- _DATASET_:
- - - -
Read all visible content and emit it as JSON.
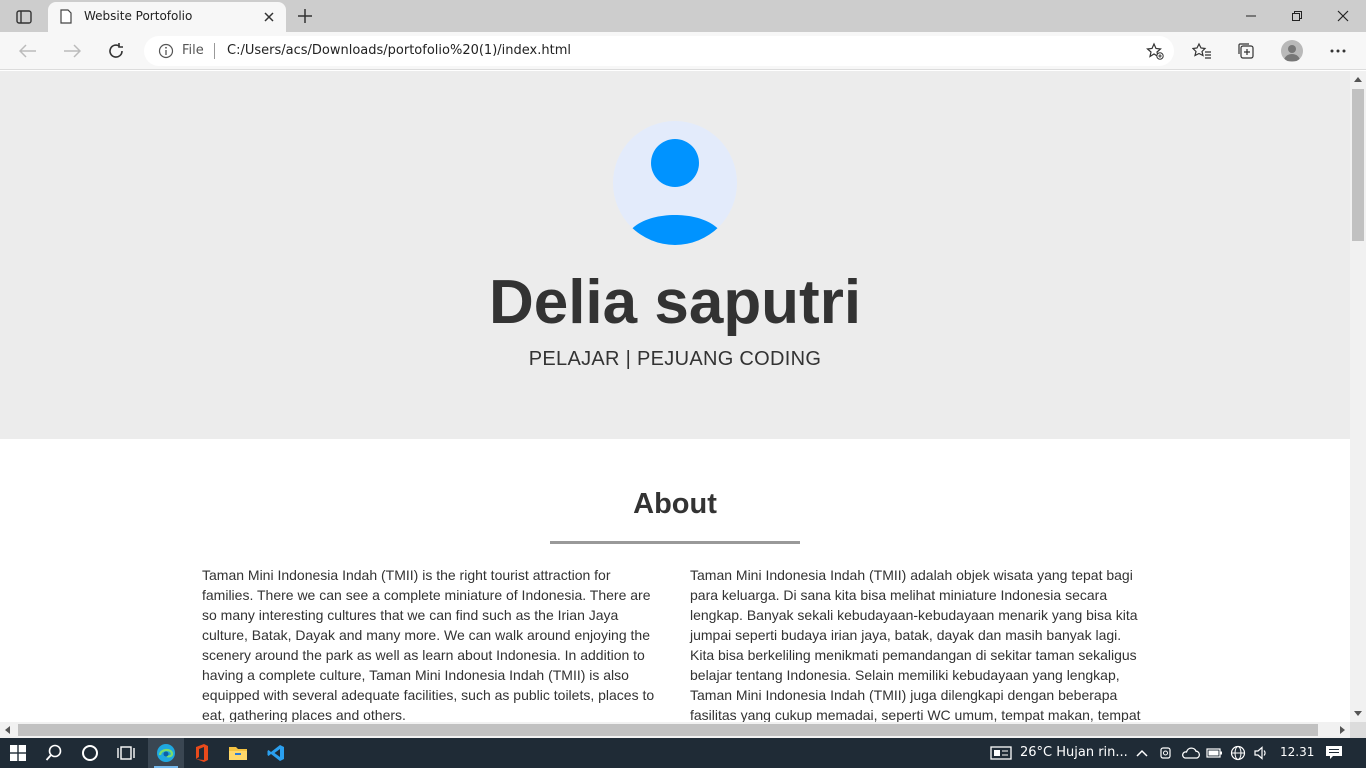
{
  "browser": {
    "tab_title": "Website Portofolio",
    "url_scheme_label": "File",
    "url": "C:/Users/acs/Downloads/portofolio%20(1)/index.html"
  },
  "hero": {
    "name": "Delia saputri",
    "subtitle": "PELAJAR | PEJUANG CODING",
    "avatar_colors": {
      "background": "#e3ebfb",
      "figure": "#0093ff"
    }
  },
  "about": {
    "title": "About",
    "left_text": "Taman Mini Indonesia Indah (TMII) is the right tourist attraction for families. There we can see a complete miniature of Indonesia. There are so many interesting cultures that we can find such as the Irian Jaya culture, Batak, Dayak and many more. We can walk around enjoying the scenery around the park as well as learn about Indonesia. In addition to having a complete culture, Taman Mini Indonesia Indah (TMII) is also equipped with several adequate facilities, such as public toilets, places to eat, gathering places and others.",
    "right_text": "Taman Mini Indonesia Indah (TMII) adalah objek wisata yang tepat bagi para keluarga. Di sana kita bisa melihat miniature Indonesia secara lengkap. Banyak sekali kebudayaan-kebudayaan menarik yang bisa kita jumpai seperti budaya irian jaya, batak, dayak dan masih banyak lagi. Kita bisa berkeliling menikmati pemandangan di sekitar taman sekaligus belajar tentang Indonesia. Selain memiliki kebudayaan yang lengkap, Taman Mini Indonesia Indah (TMII) juga dilengkapi dengan beberapa fasilitas yang cukup memadai, seperti WC umum, tempat makan, tempat"
  },
  "taskbar": {
    "weather": "26°C  Hujan rin...",
    "time": "12.31"
  }
}
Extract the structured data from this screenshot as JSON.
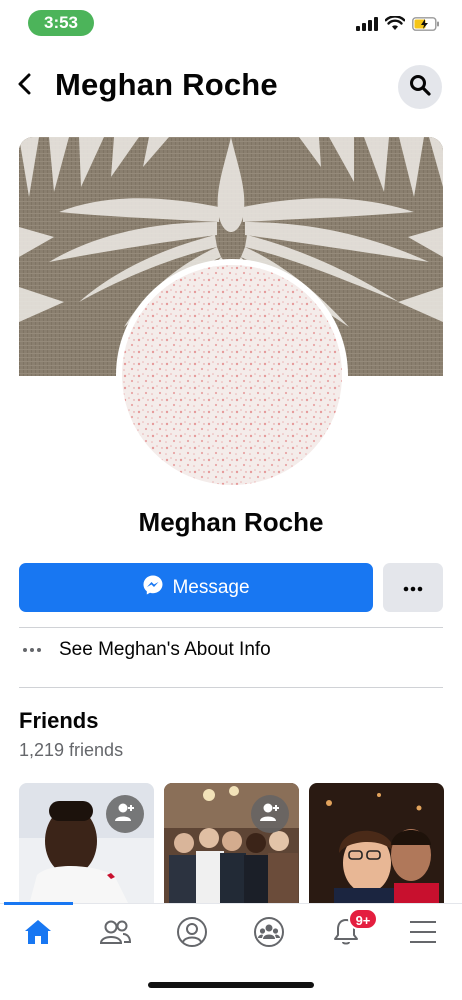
{
  "status_bar": {
    "time": "3:53",
    "icons": [
      "cellular-signal-icon",
      "wifi-icon",
      "battery-charging-icon"
    ]
  },
  "header": {
    "title": "Meghan Roche",
    "back_icon": "chevron-left-icon",
    "search_icon": "search-icon"
  },
  "profile": {
    "name": "Meghan Roche"
  },
  "actions": {
    "message_label": "Message",
    "message_icon": "messenger-icon",
    "more_icon": "more-horizontal-icon"
  },
  "about": {
    "label": "See Meghan's About Info",
    "icon": "more-horizontal-icon"
  },
  "friends": {
    "title": "Friends",
    "count": "1,219 friends",
    "cards": [
      {
        "icon": "add-friend-icon"
      },
      {
        "icon": "add-friend-icon"
      },
      {}
    ]
  },
  "tab_bar": {
    "tabs": [
      {
        "name": "home",
        "icon": "home-icon",
        "active": true
      },
      {
        "name": "friends",
        "icon": "friends-icon"
      },
      {
        "name": "profile",
        "icon": "profile-icon"
      },
      {
        "name": "groups",
        "icon": "groups-icon"
      },
      {
        "name": "notifications",
        "icon": "bell-icon",
        "badge": "9+"
      },
      {
        "name": "menu",
        "icon": "menu-icon"
      }
    ]
  },
  "colors": {
    "accent": "#1877f2",
    "badge": "#e41e3f",
    "status_pill": "#4cb45a"
  }
}
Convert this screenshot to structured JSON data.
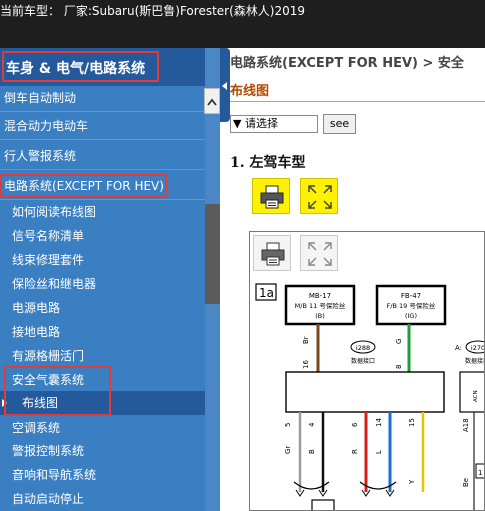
{
  "topbar": {
    "text": "当前车型： 厂家:Subaru(斯巴鲁)Forester(森林人)2019"
  },
  "sidebar": {
    "header": "车身 & 电气/电路系统",
    "items": [
      {
        "label": "倒车自动制动",
        "level": 0
      },
      {
        "label": "混合动力电动车",
        "level": 0
      },
      {
        "label": "行人警报系统",
        "level": 0
      },
      {
        "label": "电路系统(EXCEPT FOR HEV)",
        "level": 0
      },
      {
        "label": "如何阅读布线图",
        "level": 1
      },
      {
        "label": "信号名称清单",
        "level": 1
      },
      {
        "label": "线束修理套件",
        "level": 1
      },
      {
        "label": "保险丝和继电器",
        "level": 1
      },
      {
        "label": "电源电路",
        "level": 1
      },
      {
        "label": "接地电路",
        "level": 1
      },
      {
        "label": "有源格栅活门",
        "level": 1
      },
      {
        "label": "安全气囊系统",
        "level": 1
      },
      {
        "label": "布线图",
        "level": 2
      },
      {
        "label": "空调系统",
        "level": 1
      },
      {
        "label": "警报控制系统",
        "level": 1
      },
      {
        "label": "音响和导航系统",
        "level": 1
      },
      {
        "label": "自动启动停止",
        "level": 1
      }
    ]
  },
  "content": {
    "breadcrumb": "电路系统(EXCEPT FOR HEV) > 安全",
    "subtitle": "布线图",
    "select_value": "▼ 请选择",
    "select_arrow": "▼",
    "go_button": "see",
    "heading": "1. 左驾车型"
  },
  "diagram": {
    "tag": "1a",
    "fuse_left": {
      "line1": "MB-17",
      "line2": "M/B 11 号保险丝",
      "line3": "(B)"
    },
    "fuse_right": {
      "line1": "FB-47",
      "line2": "F/B 19 号保险丝",
      "line3": "(IG)"
    },
    "conn_left": {
      "id": "i288",
      "label": "数据接口"
    },
    "conn_right": {
      "id": "i270",
      "label": "数据接口",
      "prefix": "A:"
    },
    "wire_top_left": {
      "color": "Br",
      "pin": "16"
    },
    "wire_top_right": {
      "color": "G",
      "pin": "8"
    },
    "pins_bottom": [
      "5",
      "4",
      "6",
      "14",
      "15"
    ],
    "wire_colors_bottom": [
      "Gr",
      "B",
      "R",
      "L",
      "Y"
    ],
    "right_col": {
      "c1": "A18",
      "c2": "Be",
      "c3": "ACN"
    },
    "right_small": "1"
  },
  "colors": {
    "topbar": "#1e1e1e",
    "sidebar": "#3a7fc2",
    "sidebar_header": "#24599c",
    "highlight": "#e23b3b",
    "accent_orange": "#b34a00",
    "icon_yellow": "#fff200",
    "wire_brown": "#7b4a1e",
    "wire_green": "#1e9e3a",
    "wire_red": "#d3201a",
    "wire_blue": "#1b6fd0",
    "wire_yellow": "#e8c400"
  },
  "icons": [
    "print-icon",
    "fullscreen-icon"
  ]
}
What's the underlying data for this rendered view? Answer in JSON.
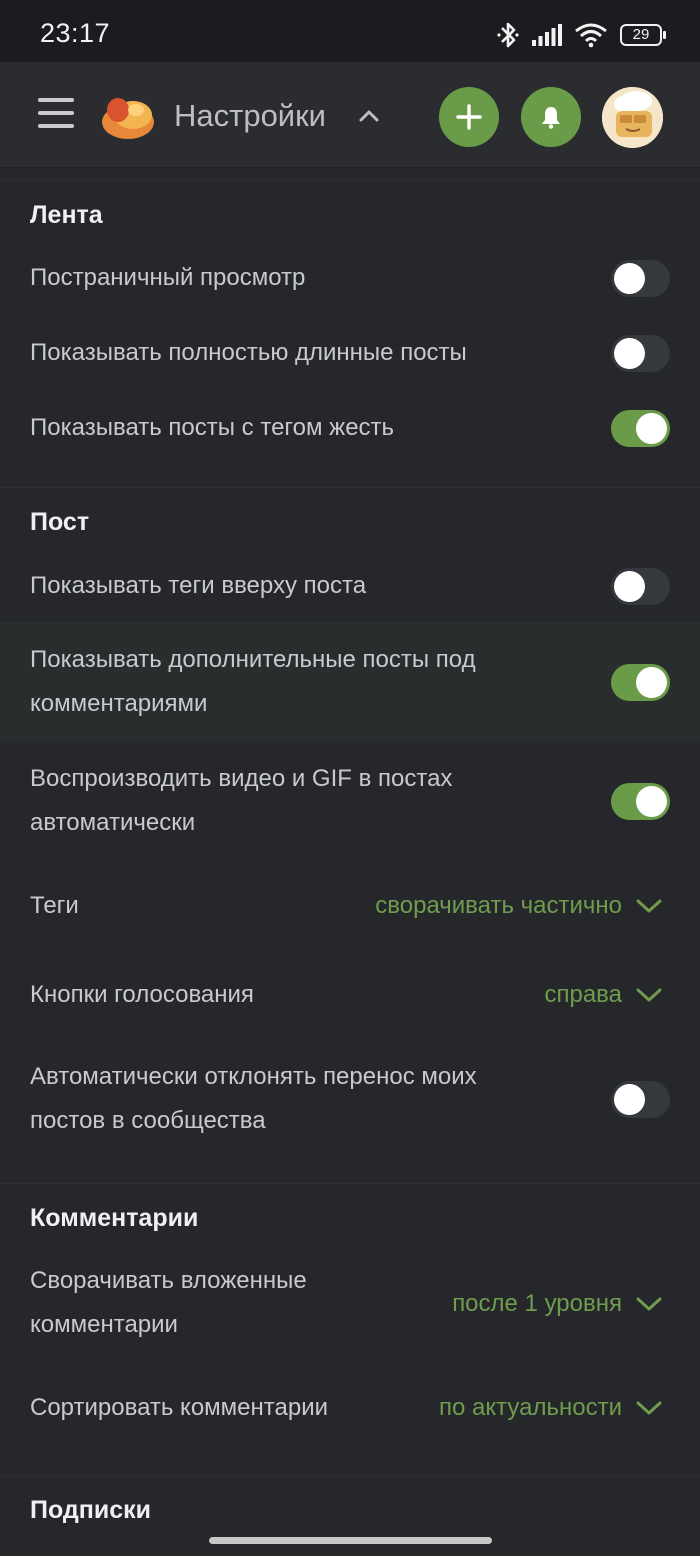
{
  "status_bar": {
    "time": "23:17",
    "battery": "29"
  },
  "app_bar": {
    "title": "Настройки"
  },
  "sections": {
    "feed": {
      "title": "Лента",
      "paged_view": "Постраничный просмотр",
      "long_posts": "Показывать полностью длинные посты",
      "gore_tag": "Показывать посты с тегом жесть"
    },
    "post": {
      "title": "Пост",
      "tags_top": "Показывать теги вверху поста",
      "extra_posts_1": "Показывать дополнительные посты под",
      "extra_posts_2": "комментариями",
      "autoplay_1": "Воспроизводить видео и GIF в постах",
      "autoplay_2": "автоматически",
      "tags_label": "Теги",
      "tags_value": "сворачивать частично",
      "vote_label": "Кнопки голосования",
      "vote_value": "справа",
      "decline_1": "Автоматически отклонять перенос моих",
      "decline_2": "постов в сообщества"
    },
    "comments": {
      "title": "Комментарии",
      "collapse_1": "Сворачивать вложенные",
      "collapse_2": "комментарии",
      "collapse_value": "после 1 уровня",
      "sort_label": "Сортировать комментарии",
      "sort_value": "по актуальности"
    },
    "subscriptions": {
      "title": "Подписки"
    }
  },
  "toggles": {
    "paged_view": false,
    "long_posts": false,
    "gore_tag": true,
    "tags_top": false,
    "extra_posts": true,
    "autoplay": true,
    "decline_transfer": false
  },
  "colors": {
    "accent": "#6a9b49",
    "background": "#25272b",
    "appbar": "#2a2c30"
  },
  "icons": [
    "menu-icon",
    "logo-icon",
    "chevron-up-icon",
    "plus-icon",
    "bell-icon",
    "avatar",
    "chevron-down-icon",
    "bluetooth-icon",
    "signal-icon",
    "wifi-icon",
    "battery-icon"
  ]
}
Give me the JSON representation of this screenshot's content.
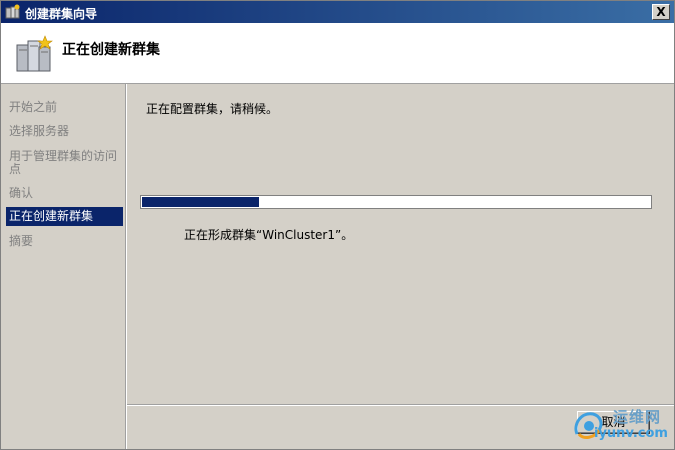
{
  "window": {
    "title": "创建群集向导",
    "close_label": "X"
  },
  "header": {
    "title": "正在创建新群集"
  },
  "sidebar": {
    "items": [
      {
        "label": "开始之前",
        "active": false
      },
      {
        "label": "选择服务器",
        "active": false
      },
      {
        "label": "用于管理群集的访问点",
        "active": false
      },
      {
        "label": "确认",
        "active": false
      },
      {
        "label": "正在创建新群集",
        "active": true
      },
      {
        "label": "摘要",
        "active": false
      }
    ]
  },
  "main": {
    "message": "正在配置群集，请稍候。",
    "progress_fraction": 0.23,
    "status": "正在形成群集“WinCluster1”。"
  },
  "footer": {
    "cancel_label": "取消"
  },
  "watermark": {
    "cn": "运维网",
    "en": "iyunv.com"
  },
  "colors": {
    "titlebar": "#0a246a",
    "selection": "#0a246a",
    "progress": "#0a246a",
    "dialog_bg": "#d4d0c8"
  }
}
- - - -
- _THE REQUEST_: Pick out each line above that includes "Roche" and show it.

- _EXERCISE SOLUTION_:
    "title": "Meghan Roche",
    "name": "Meghan Roche"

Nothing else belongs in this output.